REQUIRED TASK
All lines featuring the string "愛を知る彼女" are to be listed.

GIVEN RECORDS
* * *
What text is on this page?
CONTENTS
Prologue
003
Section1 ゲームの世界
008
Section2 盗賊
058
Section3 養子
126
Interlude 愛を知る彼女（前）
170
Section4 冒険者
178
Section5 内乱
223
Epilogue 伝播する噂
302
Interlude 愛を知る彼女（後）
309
* * *
RESPONSE TO THIS TASK
Interlude 愛を知る彼女（前）
Interlude 愛を知る彼女（後）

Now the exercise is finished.